OBJECTIVE: Please give the listing again, word for word, with nothing left out.

□ □ □

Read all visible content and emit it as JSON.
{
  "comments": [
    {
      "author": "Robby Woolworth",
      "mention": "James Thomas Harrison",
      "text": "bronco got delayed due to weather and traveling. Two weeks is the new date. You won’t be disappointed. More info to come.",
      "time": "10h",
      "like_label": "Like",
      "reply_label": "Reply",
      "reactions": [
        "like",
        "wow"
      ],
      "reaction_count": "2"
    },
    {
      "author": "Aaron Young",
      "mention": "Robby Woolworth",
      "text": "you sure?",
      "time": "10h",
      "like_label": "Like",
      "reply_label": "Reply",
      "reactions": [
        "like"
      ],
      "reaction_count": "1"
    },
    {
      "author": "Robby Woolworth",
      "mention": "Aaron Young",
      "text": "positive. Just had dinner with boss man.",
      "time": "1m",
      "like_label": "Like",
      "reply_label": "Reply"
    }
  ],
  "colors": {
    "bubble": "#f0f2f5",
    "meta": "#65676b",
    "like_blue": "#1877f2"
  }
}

□ □ □

THE COMPLETED TASK:
Read all visible content and emit it as JSON.
{
  "comments": [
    {
      "author": "Robby Woolworth",
      "mention": "James Thomas Harrison",
      "text": "bronco got delayed due to weather and traveling. Two weeks is the new date. You won’t be disappointed. More info to come.",
      "time": "10h",
      "like_label": "Like",
      "reply_label": "Reply",
      "reactions": [
        "like",
        "wow"
      ],
      "reaction_count": "2"
    },
    {
      "author": "Aaron Young",
      "mention": "Robby Woolworth",
      "text": "you sure?",
      "time": "10h",
      "like_label": "Like",
      "reply_label": "Reply",
      "reactions": [
        "like"
      ],
      "reaction_count": "1"
    },
    {
      "author": "Robby Woolworth",
      "mention": "Aaron Young",
      "text": "positive. Just had dinner with boss man.",
      "time": "1m",
      "like_label": "Like",
      "reply_label": "Reply"
    }
  ],
  "colors": {
    "bubble": "#f0f2f5",
    "meta": "#65676b",
    "like_blue": "#1877f2"
  }
}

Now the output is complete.